● Task: Look for the string "this" in every line, and copy each line that has it.

------------

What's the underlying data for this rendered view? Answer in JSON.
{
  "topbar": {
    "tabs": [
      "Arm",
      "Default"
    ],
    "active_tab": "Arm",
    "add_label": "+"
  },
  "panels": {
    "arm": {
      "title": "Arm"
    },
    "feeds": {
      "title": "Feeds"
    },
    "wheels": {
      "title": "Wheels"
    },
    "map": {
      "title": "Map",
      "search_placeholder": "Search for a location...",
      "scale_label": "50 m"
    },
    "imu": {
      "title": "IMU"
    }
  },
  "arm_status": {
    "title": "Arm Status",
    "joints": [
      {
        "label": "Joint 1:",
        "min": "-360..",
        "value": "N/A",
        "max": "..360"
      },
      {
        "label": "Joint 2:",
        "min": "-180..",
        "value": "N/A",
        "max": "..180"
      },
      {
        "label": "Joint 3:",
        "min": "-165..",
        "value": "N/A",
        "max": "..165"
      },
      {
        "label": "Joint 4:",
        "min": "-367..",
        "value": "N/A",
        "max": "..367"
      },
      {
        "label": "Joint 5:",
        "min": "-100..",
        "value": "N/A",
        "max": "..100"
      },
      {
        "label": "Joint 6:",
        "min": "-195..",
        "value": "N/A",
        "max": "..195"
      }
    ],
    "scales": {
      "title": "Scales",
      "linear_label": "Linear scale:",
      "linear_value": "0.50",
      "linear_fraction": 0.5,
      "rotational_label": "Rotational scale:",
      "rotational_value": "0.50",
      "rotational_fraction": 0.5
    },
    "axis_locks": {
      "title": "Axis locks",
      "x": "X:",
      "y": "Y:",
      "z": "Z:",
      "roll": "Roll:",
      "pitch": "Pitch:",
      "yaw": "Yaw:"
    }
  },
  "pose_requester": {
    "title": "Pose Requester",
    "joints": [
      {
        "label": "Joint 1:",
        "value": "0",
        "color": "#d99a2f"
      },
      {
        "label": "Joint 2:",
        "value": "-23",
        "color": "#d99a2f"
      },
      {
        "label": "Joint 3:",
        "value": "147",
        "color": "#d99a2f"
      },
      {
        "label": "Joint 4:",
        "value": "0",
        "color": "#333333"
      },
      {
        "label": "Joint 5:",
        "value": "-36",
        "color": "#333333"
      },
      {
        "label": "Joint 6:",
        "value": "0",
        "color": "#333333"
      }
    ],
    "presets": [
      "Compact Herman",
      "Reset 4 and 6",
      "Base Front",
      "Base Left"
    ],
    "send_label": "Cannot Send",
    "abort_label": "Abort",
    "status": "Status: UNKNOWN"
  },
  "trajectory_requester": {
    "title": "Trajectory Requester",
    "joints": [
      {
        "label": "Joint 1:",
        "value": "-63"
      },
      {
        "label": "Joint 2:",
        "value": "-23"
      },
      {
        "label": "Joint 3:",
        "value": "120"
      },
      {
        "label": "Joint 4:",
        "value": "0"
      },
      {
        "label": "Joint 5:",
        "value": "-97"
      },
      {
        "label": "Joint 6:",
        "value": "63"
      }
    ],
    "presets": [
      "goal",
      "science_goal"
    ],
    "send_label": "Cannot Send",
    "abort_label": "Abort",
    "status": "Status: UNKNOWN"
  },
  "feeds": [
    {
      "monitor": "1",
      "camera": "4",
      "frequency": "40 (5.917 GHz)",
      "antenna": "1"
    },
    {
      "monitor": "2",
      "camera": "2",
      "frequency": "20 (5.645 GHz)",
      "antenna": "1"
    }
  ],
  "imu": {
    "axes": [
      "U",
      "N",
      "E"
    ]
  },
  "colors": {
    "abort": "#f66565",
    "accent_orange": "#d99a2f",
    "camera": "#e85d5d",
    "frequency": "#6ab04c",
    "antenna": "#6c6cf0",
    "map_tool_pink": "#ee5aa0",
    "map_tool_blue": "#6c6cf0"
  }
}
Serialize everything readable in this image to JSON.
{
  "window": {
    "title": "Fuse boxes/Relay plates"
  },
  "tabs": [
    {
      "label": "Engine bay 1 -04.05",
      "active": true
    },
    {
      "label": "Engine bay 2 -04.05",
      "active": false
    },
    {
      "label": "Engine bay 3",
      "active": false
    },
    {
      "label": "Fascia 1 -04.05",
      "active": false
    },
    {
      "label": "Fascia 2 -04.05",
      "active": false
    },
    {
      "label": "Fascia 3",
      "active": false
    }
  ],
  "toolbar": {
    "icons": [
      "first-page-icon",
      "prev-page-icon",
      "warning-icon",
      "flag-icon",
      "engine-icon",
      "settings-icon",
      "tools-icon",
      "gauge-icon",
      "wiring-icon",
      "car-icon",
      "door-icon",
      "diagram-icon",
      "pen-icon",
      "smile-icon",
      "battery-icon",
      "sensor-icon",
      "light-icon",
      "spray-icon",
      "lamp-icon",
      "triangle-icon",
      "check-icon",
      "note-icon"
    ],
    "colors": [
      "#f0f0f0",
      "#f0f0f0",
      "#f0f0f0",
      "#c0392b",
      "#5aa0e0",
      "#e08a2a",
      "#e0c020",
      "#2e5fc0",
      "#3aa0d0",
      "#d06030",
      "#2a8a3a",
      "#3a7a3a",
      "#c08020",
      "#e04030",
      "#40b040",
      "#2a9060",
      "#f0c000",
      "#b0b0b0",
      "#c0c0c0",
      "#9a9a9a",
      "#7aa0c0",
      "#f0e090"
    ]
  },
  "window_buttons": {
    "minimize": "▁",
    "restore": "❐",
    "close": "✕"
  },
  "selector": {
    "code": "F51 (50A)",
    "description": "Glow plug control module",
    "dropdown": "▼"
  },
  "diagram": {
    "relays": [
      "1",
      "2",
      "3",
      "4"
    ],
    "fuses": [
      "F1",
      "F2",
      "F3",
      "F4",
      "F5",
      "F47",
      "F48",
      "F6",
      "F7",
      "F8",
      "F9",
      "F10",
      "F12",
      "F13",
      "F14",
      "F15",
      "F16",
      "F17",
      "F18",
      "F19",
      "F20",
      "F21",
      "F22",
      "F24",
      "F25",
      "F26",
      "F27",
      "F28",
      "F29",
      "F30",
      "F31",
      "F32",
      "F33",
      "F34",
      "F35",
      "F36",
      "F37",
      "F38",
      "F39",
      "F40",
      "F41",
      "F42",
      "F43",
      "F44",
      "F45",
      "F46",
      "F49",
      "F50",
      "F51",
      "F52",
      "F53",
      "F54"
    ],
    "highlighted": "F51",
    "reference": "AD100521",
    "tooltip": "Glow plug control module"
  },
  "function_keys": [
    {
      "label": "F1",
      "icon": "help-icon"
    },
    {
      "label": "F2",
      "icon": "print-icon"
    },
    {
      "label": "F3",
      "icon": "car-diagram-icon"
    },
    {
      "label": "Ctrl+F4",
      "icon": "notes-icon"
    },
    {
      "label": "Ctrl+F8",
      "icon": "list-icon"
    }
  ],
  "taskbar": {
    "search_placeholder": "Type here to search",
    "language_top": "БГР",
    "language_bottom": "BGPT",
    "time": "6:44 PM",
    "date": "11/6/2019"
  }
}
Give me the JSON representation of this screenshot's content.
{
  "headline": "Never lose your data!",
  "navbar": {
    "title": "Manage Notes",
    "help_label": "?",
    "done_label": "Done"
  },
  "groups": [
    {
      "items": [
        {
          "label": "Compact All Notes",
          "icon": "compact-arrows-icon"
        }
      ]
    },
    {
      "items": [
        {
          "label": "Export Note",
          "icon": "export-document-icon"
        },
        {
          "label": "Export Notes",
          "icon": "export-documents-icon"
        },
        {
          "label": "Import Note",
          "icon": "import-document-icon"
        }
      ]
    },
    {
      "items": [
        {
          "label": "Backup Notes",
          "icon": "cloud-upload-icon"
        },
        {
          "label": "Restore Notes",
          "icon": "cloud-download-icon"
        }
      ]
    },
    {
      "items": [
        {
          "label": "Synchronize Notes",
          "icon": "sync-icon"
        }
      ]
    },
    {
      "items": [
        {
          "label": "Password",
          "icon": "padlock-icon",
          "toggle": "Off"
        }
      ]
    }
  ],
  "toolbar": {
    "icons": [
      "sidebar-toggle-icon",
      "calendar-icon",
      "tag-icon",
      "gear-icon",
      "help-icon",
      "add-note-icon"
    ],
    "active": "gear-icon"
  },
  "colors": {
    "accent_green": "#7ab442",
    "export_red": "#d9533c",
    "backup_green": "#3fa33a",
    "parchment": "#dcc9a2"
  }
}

------------

● The solution:
What's the underlying data for this rendered view? Answer in JSON.
Serialize everything readable in this image to JSON.
Give me the JSON representation of this screenshot's content.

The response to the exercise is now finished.